▶ EXERCISE: Reproduce every entry exactly and leave its pictures out.

▶ MATERIAL TO PROCESS:

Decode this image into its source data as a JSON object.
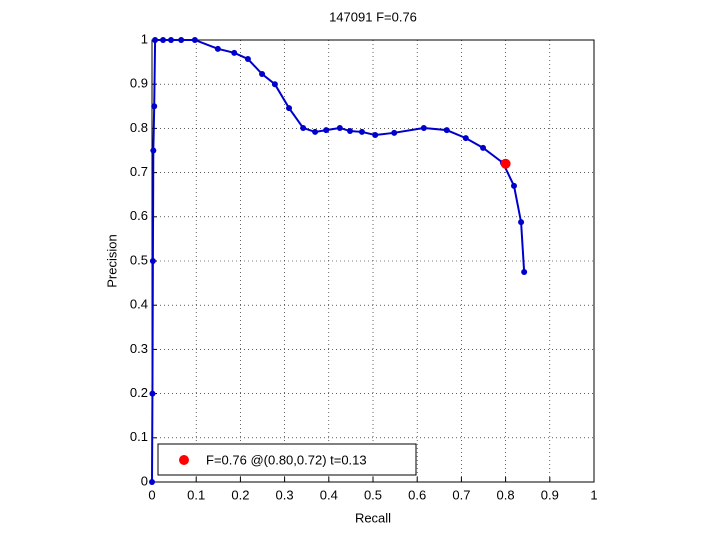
{
  "chart_data": {
    "type": "line",
    "title": "147091 F=0.76",
    "x_label": "Recall",
    "y_label": "Precision",
    "xlim": [
      0,
      1
    ],
    "ylim": [
      0,
      1
    ],
    "xticks": [
      0,
      0.1,
      0.2,
      0.3,
      0.4,
      0.5,
      0.6,
      0.7,
      0.8,
      0.9,
      1
    ],
    "yticks": [
      0,
      0.1,
      0.2,
      0.3,
      0.4,
      0.5,
      0.6,
      0.7,
      0.8,
      0.9,
      1
    ],
    "grid": true,
    "series": [
      {
        "color": "#0000cc",
        "x": [
          0,
          0.001,
          0.002,
          0.003,
          0.005,
          0.007,
          0.025,
          0.043,
          0.066,
          0.097,
          0.149,
          0.186,
          0.217,
          0.249,
          0.278,
          0.31,
          0.342,
          0.369,
          0.394,
          0.425,
          0.448,
          0.475,
          0.505,
          0.548,
          0.615,
          0.667,
          0.71,
          0.749,
          0.794,
          0.819,
          0.835,
          0.842
        ],
        "values": [
          0,
          0.2,
          0.5,
          0.75,
          0.85,
          1,
          1,
          1,
          1,
          1,
          0.98,
          0.971,
          0.957,
          0.923,
          0.9,
          0.846,
          0.801,
          0.792,
          0.796,
          0.801,
          0.794,
          0.792,
          0.785,
          0.79,
          0.801,
          0.796,
          0.778,
          0.756,
          0.722,
          0.67,
          0.588,
          0.475
        ]
      }
    ],
    "highlight": {
      "name": "F=0.76 @(0.80,0.72) t=0.13",
      "color": "#ff0000",
      "x": 0.8,
      "y": 0.72
    },
    "legend": "lower left"
  }
}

▶ RESULT OF THE EXERCISE:
Decode this image into its source data as a JSON object.
{
  "chart_data": {
    "type": "line",
    "title": "147091 F=0.76",
    "x_label": "Recall",
    "y_label": "Precision",
    "xlim": [
      0,
      1
    ],
    "ylim": [
      0,
      1
    ],
    "xticks": [
      0,
      0.1,
      0.2,
      0.3,
      0.4,
      0.5,
      0.6,
      0.7,
      0.8,
      0.9,
      1
    ],
    "yticks": [
      0,
      0.1,
      0.2,
      0.3,
      0.4,
      0.5,
      0.6,
      0.7,
      0.8,
      0.9,
      1
    ],
    "grid": true,
    "series": [
      {
        "color": "#0000cc",
        "x": [
          0,
          0.001,
          0.002,
          0.003,
          0.005,
          0.007,
          0.025,
          0.043,
          0.066,
          0.097,
          0.149,
          0.186,
          0.217,
          0.249,
          0.278,
          0.31,
          0.342,
          0.369,
          0.394,
          0.425,
          0.448,
          0.475,
          0.505,
          0.548,
          0.615,
          0.667,
          0.71,
          0.749,
          0.794,
          0.819,
          0.835,
          0.842
        ],
        "values": [
          0,
          0.2,
          0.5,
          0.75,
          0.85,
          1,
          1,
          1,
          1,
          1,
          0.98,
          0.971,
          0.957,
          0.923,
          0.9,
          0.846,
          0.801,
          0.792,
          0.796,
          0.801,
          0.794,
          0.792,
          0.785,
          0.79,
          0.801,
          0.796,
          0.778,
          0.756,
          0.722,
          0.67,
          0.588,
          0.475
        ]
      }
    ],
    "highlight": {
      "name": "F=0.76 @(0.80,0.72) t=0.13",
      "color": "#ff0000",
      "x": 0.8,
      "y": 0.72
    },
    "legend": "lower left"
  }
}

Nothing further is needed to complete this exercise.